## start AVAILABLE DATA

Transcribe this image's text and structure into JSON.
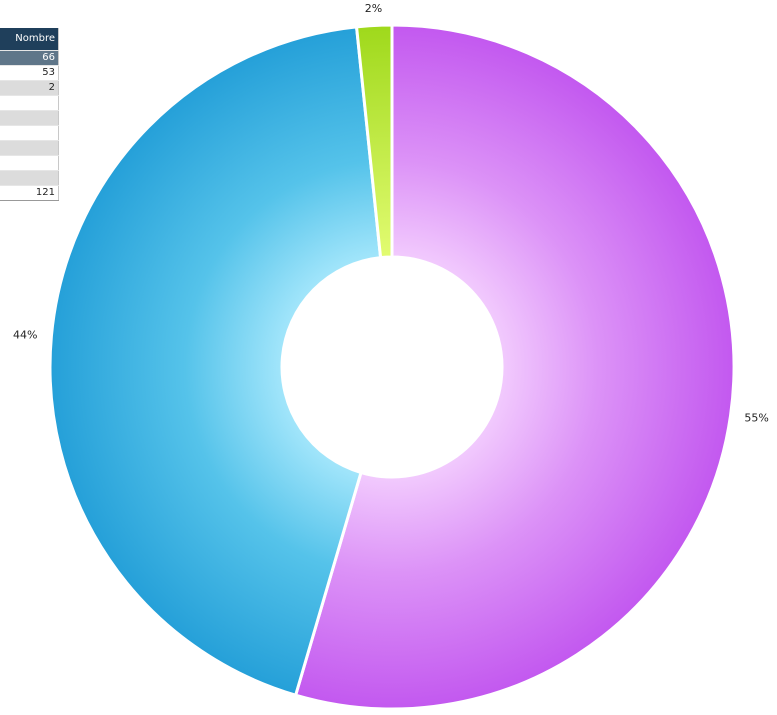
{
  "table": {
    "header": "Nombre",
    "rows": [
      "66",
      "53",
      "2",
      "",
      "",
      "",
      "",
      "",
      ""
    ],
    "total": "121"
  },
  "chart_data": {
    "type": "pie",
    "variant": "donut",
    "categories": [
      "",
      "",
      ""
    ],
    "values": [
      66,
      53,
      2
    ],
    "labels": [
      "55%",
      "44%",
      "2%"
    ],
    "colors": [
      "#c95cf2",
      "#2ea6dc",
      "#a9e21d"
    ],
    "title": "",
    "legend": "none"
  }
}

## end AVAILABLE DATA

### WHAT YOU HAVE TO DO
Leave out the pictures and restate everything else word for word.

### SOLUTION TO THIS PROBLEM
Transcribe this image's text and structure into JSON.
{
  "table": {
    "header": "Nombre",
    "rows": [
      "66",
      "53",
      "2",
      "",
      "",
      "",
      "",
      "",
      ""
    ],
    "total": "121"
  },
  "chart_data": {
    "type": "pie",
    "variant": "donut",
    "categories": [
      "",
      "",
      ""
    ],
    "values": [
      66,
      53,
      2
    ],
    "labels": [
      "55%",
      "44%",
      "2%"
    ],
    "colors": [
      "#c95cf2",
      "#2ea6dc",
      "#a9e21d"
    ],
    "title": "",
    "legend": "none"
  }
}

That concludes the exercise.